§ **GOAL**: All lines featuring the string "test" are to be listed.

[Dataset rows about figures]
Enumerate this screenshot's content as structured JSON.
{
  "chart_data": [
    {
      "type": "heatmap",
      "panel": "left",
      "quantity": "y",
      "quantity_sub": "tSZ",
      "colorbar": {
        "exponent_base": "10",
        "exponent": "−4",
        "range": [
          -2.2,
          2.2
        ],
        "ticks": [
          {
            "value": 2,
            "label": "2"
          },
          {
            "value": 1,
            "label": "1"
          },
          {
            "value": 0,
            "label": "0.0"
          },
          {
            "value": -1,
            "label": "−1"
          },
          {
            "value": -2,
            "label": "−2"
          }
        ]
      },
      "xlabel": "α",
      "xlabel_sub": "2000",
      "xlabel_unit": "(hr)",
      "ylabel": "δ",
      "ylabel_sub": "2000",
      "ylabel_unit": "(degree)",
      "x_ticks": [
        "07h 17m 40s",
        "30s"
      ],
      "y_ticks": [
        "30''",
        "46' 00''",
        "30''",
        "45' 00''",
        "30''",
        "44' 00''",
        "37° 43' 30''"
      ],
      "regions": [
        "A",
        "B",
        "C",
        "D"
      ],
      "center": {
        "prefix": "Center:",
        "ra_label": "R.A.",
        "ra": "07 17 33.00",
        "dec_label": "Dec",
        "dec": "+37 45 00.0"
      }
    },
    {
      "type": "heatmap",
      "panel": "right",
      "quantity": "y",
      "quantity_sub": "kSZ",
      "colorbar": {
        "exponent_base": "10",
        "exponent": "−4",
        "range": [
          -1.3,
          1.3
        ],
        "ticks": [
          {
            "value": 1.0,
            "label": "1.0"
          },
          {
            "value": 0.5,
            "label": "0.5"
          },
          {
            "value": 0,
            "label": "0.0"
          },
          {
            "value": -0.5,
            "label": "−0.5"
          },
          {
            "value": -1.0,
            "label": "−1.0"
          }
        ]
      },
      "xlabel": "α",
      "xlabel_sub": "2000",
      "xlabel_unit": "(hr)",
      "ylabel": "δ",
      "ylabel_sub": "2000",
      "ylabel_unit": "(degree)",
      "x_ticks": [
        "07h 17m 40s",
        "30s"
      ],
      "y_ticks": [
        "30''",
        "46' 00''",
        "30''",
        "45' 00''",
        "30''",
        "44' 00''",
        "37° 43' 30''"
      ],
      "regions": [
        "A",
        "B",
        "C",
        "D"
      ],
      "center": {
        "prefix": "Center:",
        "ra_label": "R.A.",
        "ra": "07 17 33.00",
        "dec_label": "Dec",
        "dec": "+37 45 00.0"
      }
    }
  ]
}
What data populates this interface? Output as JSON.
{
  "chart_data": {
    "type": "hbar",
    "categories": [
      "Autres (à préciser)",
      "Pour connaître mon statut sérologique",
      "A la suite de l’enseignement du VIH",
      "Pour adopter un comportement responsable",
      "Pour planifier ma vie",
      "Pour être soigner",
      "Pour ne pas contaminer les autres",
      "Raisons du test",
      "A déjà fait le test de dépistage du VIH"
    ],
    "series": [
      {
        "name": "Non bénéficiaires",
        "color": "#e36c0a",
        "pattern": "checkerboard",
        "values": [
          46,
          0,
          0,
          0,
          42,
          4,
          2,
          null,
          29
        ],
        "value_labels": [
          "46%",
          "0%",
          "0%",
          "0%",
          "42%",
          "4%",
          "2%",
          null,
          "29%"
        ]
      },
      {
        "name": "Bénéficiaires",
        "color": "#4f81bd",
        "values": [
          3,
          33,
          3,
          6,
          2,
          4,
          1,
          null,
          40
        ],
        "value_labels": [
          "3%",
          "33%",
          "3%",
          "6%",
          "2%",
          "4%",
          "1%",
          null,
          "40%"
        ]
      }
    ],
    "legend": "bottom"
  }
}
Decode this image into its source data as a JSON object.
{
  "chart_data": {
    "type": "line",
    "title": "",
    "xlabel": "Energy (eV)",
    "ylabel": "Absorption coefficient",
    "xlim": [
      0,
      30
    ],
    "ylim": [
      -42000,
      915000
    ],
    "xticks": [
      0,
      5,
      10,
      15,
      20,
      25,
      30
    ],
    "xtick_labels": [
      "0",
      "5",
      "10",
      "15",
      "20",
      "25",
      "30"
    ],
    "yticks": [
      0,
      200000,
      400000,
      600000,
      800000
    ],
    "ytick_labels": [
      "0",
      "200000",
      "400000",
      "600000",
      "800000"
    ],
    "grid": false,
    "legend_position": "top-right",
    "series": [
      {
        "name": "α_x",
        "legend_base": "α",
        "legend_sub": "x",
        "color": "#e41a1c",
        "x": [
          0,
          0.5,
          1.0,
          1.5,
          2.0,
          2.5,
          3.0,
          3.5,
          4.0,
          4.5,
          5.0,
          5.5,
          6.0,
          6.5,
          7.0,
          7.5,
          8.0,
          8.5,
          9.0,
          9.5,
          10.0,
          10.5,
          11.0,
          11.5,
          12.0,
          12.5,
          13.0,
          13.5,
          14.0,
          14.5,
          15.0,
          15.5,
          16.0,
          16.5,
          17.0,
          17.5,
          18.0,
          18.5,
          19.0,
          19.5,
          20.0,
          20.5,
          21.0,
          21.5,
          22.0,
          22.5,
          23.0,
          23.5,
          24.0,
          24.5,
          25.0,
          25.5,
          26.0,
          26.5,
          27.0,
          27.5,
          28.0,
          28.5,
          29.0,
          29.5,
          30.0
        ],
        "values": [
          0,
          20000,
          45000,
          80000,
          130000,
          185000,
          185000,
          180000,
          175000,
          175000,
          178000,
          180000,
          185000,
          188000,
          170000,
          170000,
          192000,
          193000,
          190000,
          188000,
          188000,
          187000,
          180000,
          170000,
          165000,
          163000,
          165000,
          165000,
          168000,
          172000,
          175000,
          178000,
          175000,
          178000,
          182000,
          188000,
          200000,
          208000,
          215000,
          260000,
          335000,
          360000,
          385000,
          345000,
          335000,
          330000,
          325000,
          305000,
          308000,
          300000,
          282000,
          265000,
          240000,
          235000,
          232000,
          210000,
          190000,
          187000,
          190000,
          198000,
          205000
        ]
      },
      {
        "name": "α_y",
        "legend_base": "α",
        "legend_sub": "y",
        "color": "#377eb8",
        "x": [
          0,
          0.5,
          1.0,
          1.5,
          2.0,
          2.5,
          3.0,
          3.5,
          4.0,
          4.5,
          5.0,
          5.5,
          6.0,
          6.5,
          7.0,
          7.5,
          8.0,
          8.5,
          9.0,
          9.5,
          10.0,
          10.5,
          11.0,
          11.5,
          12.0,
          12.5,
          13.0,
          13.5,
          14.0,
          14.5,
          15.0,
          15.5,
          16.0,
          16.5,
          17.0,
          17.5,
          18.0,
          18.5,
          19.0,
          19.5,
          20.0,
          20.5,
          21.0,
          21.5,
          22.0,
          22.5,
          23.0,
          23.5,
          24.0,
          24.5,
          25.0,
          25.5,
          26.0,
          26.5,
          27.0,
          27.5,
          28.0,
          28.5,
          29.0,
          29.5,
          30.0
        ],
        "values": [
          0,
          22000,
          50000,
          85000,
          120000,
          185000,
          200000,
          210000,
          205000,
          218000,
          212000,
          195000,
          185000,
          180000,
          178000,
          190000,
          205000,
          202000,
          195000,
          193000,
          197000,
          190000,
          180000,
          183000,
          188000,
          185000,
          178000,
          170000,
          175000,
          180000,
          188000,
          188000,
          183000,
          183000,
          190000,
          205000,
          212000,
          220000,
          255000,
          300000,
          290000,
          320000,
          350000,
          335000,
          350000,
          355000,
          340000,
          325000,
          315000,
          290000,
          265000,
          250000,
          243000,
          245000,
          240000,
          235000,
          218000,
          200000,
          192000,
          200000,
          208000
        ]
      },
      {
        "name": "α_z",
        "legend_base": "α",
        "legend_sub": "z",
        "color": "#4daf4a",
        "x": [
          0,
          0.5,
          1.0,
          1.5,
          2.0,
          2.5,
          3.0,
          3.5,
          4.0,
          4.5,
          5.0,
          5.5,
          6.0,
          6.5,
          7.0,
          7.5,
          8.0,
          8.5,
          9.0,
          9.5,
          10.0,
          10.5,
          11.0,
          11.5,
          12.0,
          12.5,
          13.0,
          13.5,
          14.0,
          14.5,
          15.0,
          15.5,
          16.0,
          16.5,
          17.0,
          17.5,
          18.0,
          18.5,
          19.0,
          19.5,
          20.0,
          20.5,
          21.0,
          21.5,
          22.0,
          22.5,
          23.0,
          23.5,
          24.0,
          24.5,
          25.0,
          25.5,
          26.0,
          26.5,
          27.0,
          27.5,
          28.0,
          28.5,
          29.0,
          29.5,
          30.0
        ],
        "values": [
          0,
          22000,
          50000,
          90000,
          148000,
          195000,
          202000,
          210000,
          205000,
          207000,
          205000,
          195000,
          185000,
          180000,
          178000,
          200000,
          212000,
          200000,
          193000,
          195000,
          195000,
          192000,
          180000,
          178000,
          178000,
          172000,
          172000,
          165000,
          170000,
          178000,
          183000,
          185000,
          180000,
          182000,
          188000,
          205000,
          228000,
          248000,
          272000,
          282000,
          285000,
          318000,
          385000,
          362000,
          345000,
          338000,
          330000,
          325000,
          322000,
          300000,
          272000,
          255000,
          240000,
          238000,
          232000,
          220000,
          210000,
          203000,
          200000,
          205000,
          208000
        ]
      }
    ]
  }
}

§ **THE SOLUTION**:
      "Raisons du test",
      "A déjà fait le test de dépistage du VIH"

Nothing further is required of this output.